● **What the task asks**
Give back the full material, exactly as it reads.

(Dataset rows about figures)
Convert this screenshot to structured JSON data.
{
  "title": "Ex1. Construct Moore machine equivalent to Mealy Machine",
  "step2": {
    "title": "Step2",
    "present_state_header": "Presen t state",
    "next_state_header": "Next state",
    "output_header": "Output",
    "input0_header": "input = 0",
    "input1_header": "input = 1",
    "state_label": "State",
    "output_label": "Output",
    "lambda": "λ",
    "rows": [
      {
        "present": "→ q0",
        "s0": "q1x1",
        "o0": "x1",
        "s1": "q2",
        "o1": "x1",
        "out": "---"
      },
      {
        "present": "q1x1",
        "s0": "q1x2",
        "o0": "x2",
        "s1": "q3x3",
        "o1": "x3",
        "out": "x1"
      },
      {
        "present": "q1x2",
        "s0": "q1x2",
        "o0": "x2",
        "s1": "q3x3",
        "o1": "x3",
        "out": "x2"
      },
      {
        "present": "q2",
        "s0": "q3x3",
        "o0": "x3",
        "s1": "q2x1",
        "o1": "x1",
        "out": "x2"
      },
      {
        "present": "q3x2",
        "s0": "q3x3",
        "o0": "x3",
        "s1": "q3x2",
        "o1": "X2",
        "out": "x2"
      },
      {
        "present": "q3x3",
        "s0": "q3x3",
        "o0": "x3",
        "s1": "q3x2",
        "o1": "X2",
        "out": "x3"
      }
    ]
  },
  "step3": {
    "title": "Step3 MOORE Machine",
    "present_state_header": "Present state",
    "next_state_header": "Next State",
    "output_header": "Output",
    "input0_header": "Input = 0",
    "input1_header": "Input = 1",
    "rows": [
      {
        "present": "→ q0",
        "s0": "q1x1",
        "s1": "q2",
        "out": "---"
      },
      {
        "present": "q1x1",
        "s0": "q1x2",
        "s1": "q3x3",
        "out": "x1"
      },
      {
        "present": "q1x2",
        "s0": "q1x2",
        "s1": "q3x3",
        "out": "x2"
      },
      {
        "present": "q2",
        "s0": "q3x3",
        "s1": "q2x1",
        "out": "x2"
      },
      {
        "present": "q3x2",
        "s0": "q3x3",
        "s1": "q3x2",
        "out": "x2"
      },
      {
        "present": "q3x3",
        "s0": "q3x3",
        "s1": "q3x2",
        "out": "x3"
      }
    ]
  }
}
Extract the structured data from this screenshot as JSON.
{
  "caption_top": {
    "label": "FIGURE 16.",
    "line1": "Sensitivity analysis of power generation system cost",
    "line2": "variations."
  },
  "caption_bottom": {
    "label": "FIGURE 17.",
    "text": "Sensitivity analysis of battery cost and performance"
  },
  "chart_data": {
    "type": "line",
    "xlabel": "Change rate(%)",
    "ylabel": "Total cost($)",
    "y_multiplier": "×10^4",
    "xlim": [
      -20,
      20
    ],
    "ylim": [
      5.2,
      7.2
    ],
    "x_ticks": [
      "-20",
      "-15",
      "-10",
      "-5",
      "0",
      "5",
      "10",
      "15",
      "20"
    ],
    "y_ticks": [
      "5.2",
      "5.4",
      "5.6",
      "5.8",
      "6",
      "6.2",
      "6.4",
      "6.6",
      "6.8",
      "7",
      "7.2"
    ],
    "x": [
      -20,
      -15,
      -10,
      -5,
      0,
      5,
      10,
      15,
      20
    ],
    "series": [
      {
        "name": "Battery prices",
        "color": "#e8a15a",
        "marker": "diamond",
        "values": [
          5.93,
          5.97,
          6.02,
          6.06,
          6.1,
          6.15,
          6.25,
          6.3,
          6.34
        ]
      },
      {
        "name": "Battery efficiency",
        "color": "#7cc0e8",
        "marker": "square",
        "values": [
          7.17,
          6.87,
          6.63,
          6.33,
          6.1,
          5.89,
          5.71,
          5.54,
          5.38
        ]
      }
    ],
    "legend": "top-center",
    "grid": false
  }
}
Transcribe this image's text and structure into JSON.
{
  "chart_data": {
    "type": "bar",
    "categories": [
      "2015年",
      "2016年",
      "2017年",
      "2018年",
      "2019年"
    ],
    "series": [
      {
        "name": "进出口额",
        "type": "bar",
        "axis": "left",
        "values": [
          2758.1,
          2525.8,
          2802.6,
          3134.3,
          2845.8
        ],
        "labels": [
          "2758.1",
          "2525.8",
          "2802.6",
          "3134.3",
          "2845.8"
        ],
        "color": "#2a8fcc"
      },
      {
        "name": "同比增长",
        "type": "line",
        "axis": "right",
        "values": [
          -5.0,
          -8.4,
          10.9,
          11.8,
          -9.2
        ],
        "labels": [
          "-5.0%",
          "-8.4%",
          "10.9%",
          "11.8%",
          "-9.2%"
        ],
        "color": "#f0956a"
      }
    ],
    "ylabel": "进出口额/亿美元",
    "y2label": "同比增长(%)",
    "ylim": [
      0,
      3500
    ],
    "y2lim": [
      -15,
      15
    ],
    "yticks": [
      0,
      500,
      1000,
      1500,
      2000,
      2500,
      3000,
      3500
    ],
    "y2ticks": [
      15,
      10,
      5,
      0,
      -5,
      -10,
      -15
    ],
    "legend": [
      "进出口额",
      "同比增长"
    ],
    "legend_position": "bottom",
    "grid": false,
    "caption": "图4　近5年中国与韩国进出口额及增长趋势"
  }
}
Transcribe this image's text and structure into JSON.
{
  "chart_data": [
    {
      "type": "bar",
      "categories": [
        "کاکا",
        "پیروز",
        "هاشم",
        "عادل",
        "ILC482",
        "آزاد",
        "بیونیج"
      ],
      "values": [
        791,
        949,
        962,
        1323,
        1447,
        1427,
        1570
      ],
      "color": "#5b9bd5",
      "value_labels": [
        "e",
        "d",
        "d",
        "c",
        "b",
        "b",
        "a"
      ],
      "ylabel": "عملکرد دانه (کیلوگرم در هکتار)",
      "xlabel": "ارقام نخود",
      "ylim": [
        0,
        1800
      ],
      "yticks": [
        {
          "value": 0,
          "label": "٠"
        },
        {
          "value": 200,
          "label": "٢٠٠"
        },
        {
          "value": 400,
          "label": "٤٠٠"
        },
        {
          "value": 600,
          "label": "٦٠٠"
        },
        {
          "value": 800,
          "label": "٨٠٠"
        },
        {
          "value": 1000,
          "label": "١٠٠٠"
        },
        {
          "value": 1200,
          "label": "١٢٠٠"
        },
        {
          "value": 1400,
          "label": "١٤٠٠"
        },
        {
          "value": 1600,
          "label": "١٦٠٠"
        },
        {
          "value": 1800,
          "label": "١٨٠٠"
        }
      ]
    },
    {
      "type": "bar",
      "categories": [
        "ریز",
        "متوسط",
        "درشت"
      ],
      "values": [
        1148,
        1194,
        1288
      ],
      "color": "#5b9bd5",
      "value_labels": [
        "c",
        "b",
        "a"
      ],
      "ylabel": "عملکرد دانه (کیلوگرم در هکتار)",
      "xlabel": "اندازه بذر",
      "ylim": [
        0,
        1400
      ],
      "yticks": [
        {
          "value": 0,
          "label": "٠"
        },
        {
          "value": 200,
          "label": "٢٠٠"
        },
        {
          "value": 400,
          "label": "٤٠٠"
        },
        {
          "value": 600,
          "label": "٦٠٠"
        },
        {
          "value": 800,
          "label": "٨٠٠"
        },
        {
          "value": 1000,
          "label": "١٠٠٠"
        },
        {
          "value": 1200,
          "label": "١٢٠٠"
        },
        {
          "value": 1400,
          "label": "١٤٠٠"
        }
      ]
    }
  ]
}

● **Response**
Convert this screenshot to structured JSON data.
{
  "title": "Ex1. Construct Moore machine equivalent to Mealy Machine",
  "step2": {
    "title": "Step2",
    "present_state_header": "Presen t state",
    "next_state_header": "Next state",
    "output_header": "Output",
    "input0_header": "input = 0",
    "input1_header": "input = 1",
    "state_label": "State",
    "output_label": "Output",
    "lambda": "λ",
    "rows": [
      {
        "present": "→ q0",
        "s0": "q1x1",
        "o0": "x1",
        "s1": "q2",
        "o1": "x1",
        "out": "---"
      },
      {
        "present": "q1x1",
        "s0": "q1x2",
        "o0": "x2",
        "s1": "q3x3",
        "o1": "x3",
        "out": "x1"
      },
      {
        "present": "q1x2",
        "s0": "q1x2",
        "o0": "x2",
        "s1": "q3x3",
        "o1": "x3",
        "out": "x2"
      },
      {
        "present": "q2",
        "s0": "q3x3",
        "o0": "x3",
        "s1": "q2x1",
        "o1": "x1",
        "out": "x2"
      },
      {
        "present": "q3x2",
        "s0": "q3x3",
        "o0": "x3",
        "s1": "q3x2",
        "o1": "X2",
        "out": "x2"
      },
      {
        "present": "q3x3",
        "s0": "q3x3",
        "o0": "x3",
        "s1": "q3x2",
        "o1": "X2",
        "out": "x3"
      }
    ]
  },
  "step3": {
    "title": "Step3 MOORE Machine",
    "present_state_header": "Present state",
    "next_state_header": "Next State",
    "output_header": "Output",
    "input0_header": "Input = 0",
    "input1_header": "Input = 1",
    "rows": [
      {
        "present": "→ q0",
        "s0": "q1x1",
        "s1": "q2",
        "out": "---"
      },
      {
        "present": "q1x1",
        "s0": "q1x2",
        "s1": "q3x3",
        "out": "x1"
      },
      {
        "present": "q1x2",
        "s0": "q1x2",
        "s1": "q3x3",
        "out": "x2"
      },
      {
        "present": "q2",
        "s0": "q3x3",
        "s1": "q2x1",
        "out": "x2"
      },
      {
        "present": "q3x2",
        "s0": "q3x3",
        "s1": "q3x2",
        "out": "x2"
      },
      {
        "present": "q3x3",
        "s0": "q3x3",
        "s1": "q3x2",
        "out": "x3"
      }
    ]
  }
}
Extract the structured data from this screenshot as JSON.
{
  "caption_top": {
    "label": "FIGURE 16.",
    "line1": "Sensitivity analysis of power generation system cost",
    "line2": "variations."
  },
  "caption_bottom": {
    "label": "FIGURE 17.",
    "text": "Sensitivity analysis of battery cost and performance"
  },
  "chart_data": {
    "type": "line",
    "xlabel": "Change rate(%)",
    "ylabel": "Total cost($)",
    "y_multiplier": "×10^4",
    "xlim": [
      -20,
      20
    ],
    "ylim": [
      5.2,
      7.2
    ],
    "x_ticks": [
      "-20",
      "-15",
      "-10",
      "-5",
      "0",
      "5",
      "10",
      "15",
      "20"
    ],
    "y_ticks": [
      "5.2",
      "5.4",
      "5.6",
      "5.8",
      "6",
      "6.2",
      "6.4",
      "6.6",
      "6.8",
      "7",
      "7.2"
    ],
    "x": [
      -20,
      -15,
      -10,
      -5,
      0,
      5,
      10,
      15,
      20
    ],
    "series": [
      {
        "name": "Battery prices",
        "color": "#e8a15a",
        "marker": "diamond",
        "values": [
          5.93,
          5.97,
          6.02,
          6.06,
          6.1,
          6.15,
          6.25,
          6.3,
          6.34
        ]
      },
      {
        "name": "Battery efficiency",
        "color": "#7cc0e8",
        "marker": "square",
        "values": [
          7.17,
          6.87,
          6.63,
          6.33,
          6.1,
          5.89,
          5.71,
          5.54,
          5.38
        ]
      }
    ],
    "legend": "top-center",
    "grid": false
  }
}
Transcribe this image's text and structure into JSON.
{
  "chart_data": {
    "type": "bar",
    "categories": [
      "2015年",
      "2016年",
      "2017年",
      "2018年",
      "2019年"
    ],
    "series": [
      {
        "name": "进出口额",
        "type": "bar",
        "axis": "left",
        "values": [
          2758.1,
          2525.8,
          2802.6,
          3134.3,
          2845.8
        ],
        "labels": [
          "2758.1",
          "2525.8",
          "2802.6",
          "3134.3",
          "2845.8"
        ],
        "color": "#2a8fcc"
      },
      {
        "name": "同比增长",
        "type": "line",
        "axis": "right",
        "values": [
          -5.0,
          -8.4,
          10.9,
          11.8,
          -9.2
        ],
        "labels": [
          "-5.0%",
          "-8.4%",
          "10.9%",
          "11.8%",
          "-9.2%"
        ],
        "color": "#f0956a"
      }
    ],
    "ylabel": "进出口额/亿美元",
    "y2label": "同比增长(%)",
    "ylim": [
      0,
      3500
    ],
    "y2lim": [
      -15,
      15
    ],
    "yticks": [
      0,
      500,
      1000,
      1500,
      2000,
      2500,
      3000,
      3500
    ],
    "y2ticks": [
      15,
      10,
      5,
      0,
      -5,
      -10,
      -15
    ],
    "legend": [
      "进出口额",
      "同比增长"
    ],
    "legend_position": "bottom",
    "grid": false,
    "caption": "图4　近5年中国与韩国进出口额及增长趋势"
  }
}
Transcribe this image's text and structure into JSON.
{
  "chart_data": [
    {
      "type": "bar",
      "categories": [
        "کاکا",
        "پیروز",
        "هاشم",
        "عادل",
        "ILC482",
        "آزاد",
        "بیونیج"
      ],
      "values": [
        791,
        949,
        962,
        1323,
        1447,
        1427,
        1570
      ],
      "color": "#5b9bd5",
      "value_labels": [
        "e",
        "d",
        "d",
        "c",
        "b",
        "b",
        "a"
      ],
      "ylabel": "عملکرد دانه (کیلوگرم در هکتار)",
      "xlabel": "ارقام نخود",
      "ylim": [
        0,
        1800
      ],
      "yticks": [
        {
          "value": 0,
          "label": "٠"
        },
        {
          "value": 200,
          "label": "٢٠٠"
        },
        {
          "value": 400,
          "label": "٤٠٠"
        },
        {
          "value": 600,
          "label": "٦٠٠"
        },
        {
          "value": 800,
          "label": "٨٠٠"
        },
        {
          "value": 1000,
          "label": "١٠٠٠"
        },
        {
          "value": 1200,
          "label": "١٢٠٠"
        },
        {
          "value": 1400,
          "label": "١٤٠٠"
        },
        {
          "value": 1600,
          "label": "١٦٠٠"
        },
        {
          "value": 1800,
          "label": "١٨٠٠"
        }
      ]
    },
    {
      "type": "bar",
      "categories": [
        "ریز",
        "متوسط",
        "درشت"
      ],
      "values": [
        1148,
        1194,
        1288
      ],
      "color": "#5b9bd5",
      "value_labels": [
        "c",
        "b",
        "a"
      ],
      "ylabel": "عملکرد دانه (کیلوگرم در هکتار)",
      "xlabel": "اندازه بذر",
      "ylim": [
        0,
        1400
      ],
      "yticks": [
        {
          "value": 0,
          "label": "٠"
        },
        {
          "value": 200,
          "label": "٢٠٠"
        },
        {
          "value": 400,
          "label": "٤٠٠"
        },
        {
          "value": 600,
          "label": "٦٠٠"
        },
        {
          "value": 800,
          "label": "٨٠٠"
        },
        {
          "value": 1000,
          "label": "١٠٠٠"
        },
        {
          "value": 1200,
          "label": "١٢٠٠"
        },
        {
          "value": 1400,
          "label": "١٤٠٠"
        }
      ]
    }
  ]
}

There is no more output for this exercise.